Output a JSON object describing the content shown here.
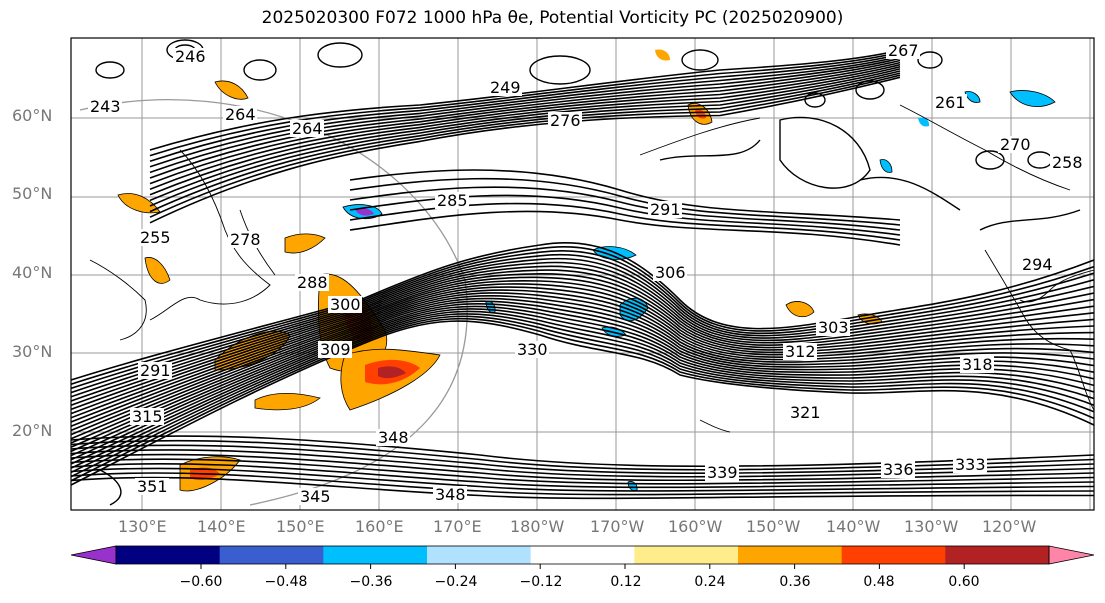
{
  "title": "2025020300 F072 1000 hPa θe, Potential Vorticity PC (2025020900)",
  "map": {
    "lat_labels": [
      "60°N",
      "50°N",
      "40°N",
      "30°N",
      "20°N"
    ],
    "lon_labels": [
      "130°E",
      "140°E",
      "150°E",
      "160°E",
      "170°E",
      "180°W",
      "170°W",
      "160°W",
      "150°W",
      "140°W",
      "130°W",
      "120°W"
    ],
    "contour_labels": [
      "246",
      "243",
      "264",
      "264",
      "249",
      "276",
      "255",
      "278",
      "285",
      "291",
      "306",
      "288",
      "300",
      "309",
      "291",
      "303",
      "312",
      "318",
      "330",
      "321",
      "315",
      "348",
      "339",
      "336",
      "333",
      "345",
      "348",
      "351",
      "294",
      "267",
      "261",
      "258",
      "270"
    ]
  },
  "colorbar": {
    "tick_labels": [
      "−0.60",
      "−0.48",
      "−0.36",
      "−0.24",
      "−0.12",
      "0.12",
      "0.24",
      "0.36",
      "0.48",
      "0.60"
    ],
    "bin_colors": [
      "#9932cc",
      "#000080",
      "#3a5ecf",
      "#00bfff",
      "#b0e2ff",
      "#ffffff",
      "#ffec8b",
      "#ffa500",
      "#ff4000",
      "#b22222",
      "#ff85a8"
    ]
  }
}
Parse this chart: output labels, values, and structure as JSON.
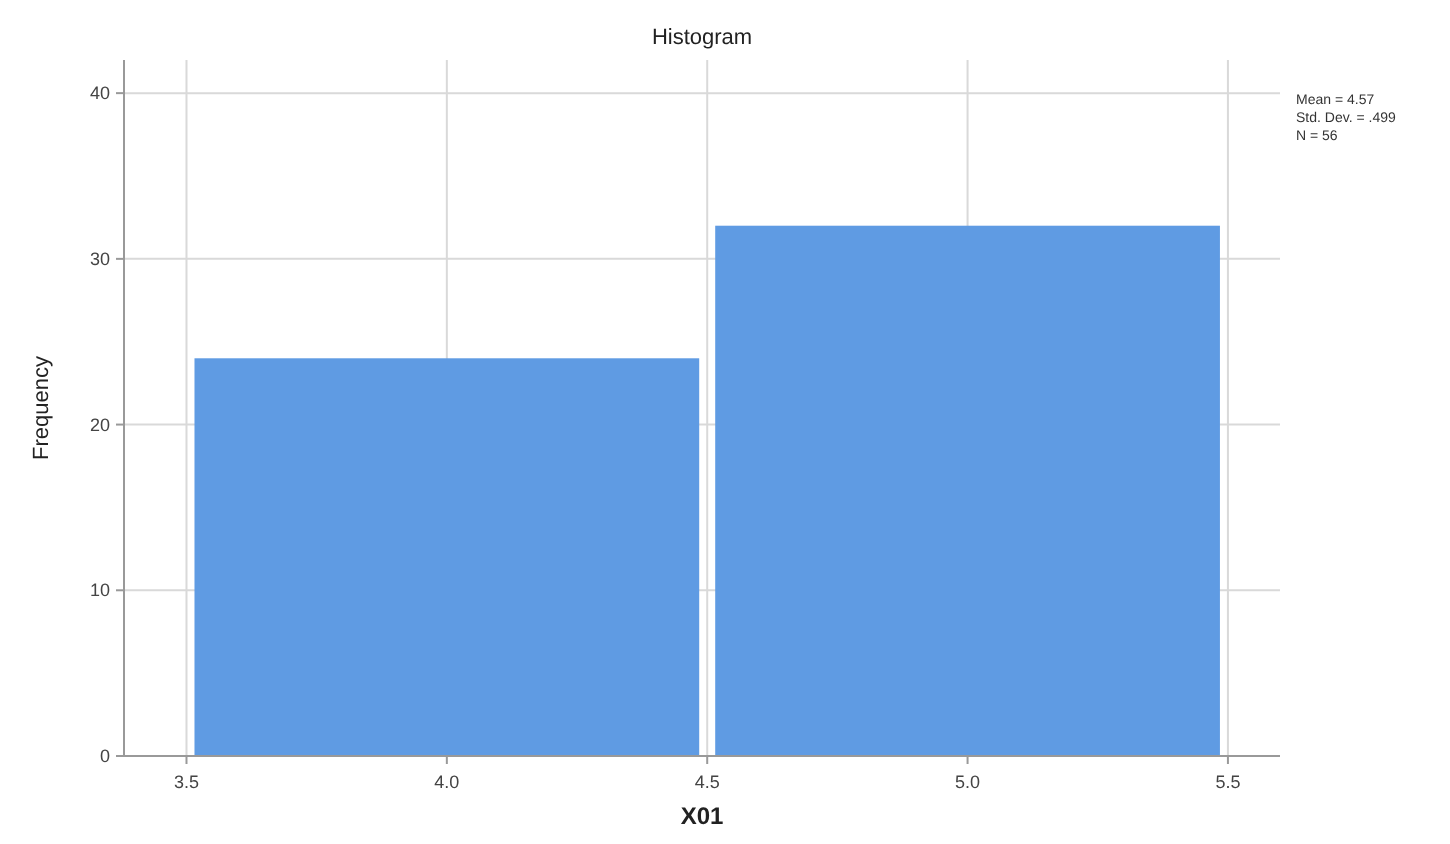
{
  "chart_data": {
    "type": "histogram",
    "title": "Histogram",
    "xlabel": "X01",
    "ylabel": "Frequency",
    "bins": [
      3.5,
      4.5,
      5.5
    ],
    "values": [
      24,
      32
    ],
    "color": "#5f9be3",
    "xlim": [
      3.38,
      5.6
    ],
    "xticks": [
      {
        "value": 3.5,
        "label": "3.5"
      },
      {
        "value": 4,
        "label": "4.0"
      },
      {
        "value": 4.5,
        "label": "4.5"
      },
      {
        "value": 5,
        "label": "5.0"
      },
      {
        "value": 5.5,
        "label": "5.5"
      }
    ],
    "ylim": [
      0,
      42
    ],
    "yticks": [
      0,
      10,
      20,
      30,
      40
    ],
    "grid": true,
    "annotations": [
      "Mean = 4.57",
      "Std. Dev. = .499",
      "N = 56"
    ]
  }
}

__Aim of the task__. Return the full material word for word. Do not include the pictures.

__Solution to this exercise__.
Output a JSON object describing the content shown here.
{
  "title": "2025020300 F072 1000 hPa θe, Potential Vorticity PC (2025020900)",
  "map": {
    "lat_labels": [
      "60°N",
      "50°N",
      "40°N",
      "30°N",
      "20°N"
    ],
    "lon_labels": [
      "130°E",
      "140°E",
      "150°E",
      "160°E",
      "170°E",
      "180°W",
      "170°W",
      "160°W",
      "150°W",
      "140°W",
      "130°W",
      "120°W"
    ],
    "contour_labels": [
      "246",
      "243",
      "264",
      "264",
      "249",
      "276",
      "255",
      "278",
      "285",
      "291",
      "306",
      "288",
      "300",
      "309",
      "291",
      "303",
      "312",
      "318",
      "330",
      "321",
      "315",
      "348",
      "339",
      "336",
      "333",
      "345",
      "348",
      "351",
      "294",
      "267",
      "261",
      "258",
      "270"
    ]
  },
  "colorbar": {
    "tick_labels": [
      "−0.60",
      "−0.48",
      "−0.36",
      "−0.24",
      "−0.12",
      "0.12",
      "0.24",
      "0.36",
      "0.48",
      "0.60"
    ],
    "bin_colors": [
      "#9932cc",
      "#000080",
      "#3a5ecf",
      "#00bfff",
      "#b0e2ff",
      "#ffffff",
      "#ffec8b",
      "#ffa500",
      "#ff4000",
      "#b22222",
      "#ff85a8"
    ]
  }
}
Parse this chart: output labels, values, and structure as JSON.
{
  "chart_data": {
    "type": "histogram",
    "title": "Histogram",
    "xlabel": "X01",
    "ylabel": "Frequency",
    "bins": [
      3.5,
      4.5,
      5.5
    ],
    "values": [
      24,
      32
    ],
    "color": "#5f9be3",
    "xlim": [
      3.38,
      5.6
    ],
    "xticks": [
      {
        "value": 3.5,
        "label": "3.5"
      },
      {
        "value": 4,
        "label": "4.0"
      },
      {
        "value": 4.5,
        "label": "4.5"
      },
      {
        "value": 5,
        "label": "5.0"
      },
      {
        "value": 5.5,
        "label": "5.5"
      }
    ],
    "ylim": [
      0,
      42
    ],
    "yticks": [
      0,
      10,
      20,
      30,
      40
    ],
    "grid": true,
    "annotations": [
      "Mean = 4.57",
      "Std. Dev. = .499",
      "N = 56"
    ]
  }
}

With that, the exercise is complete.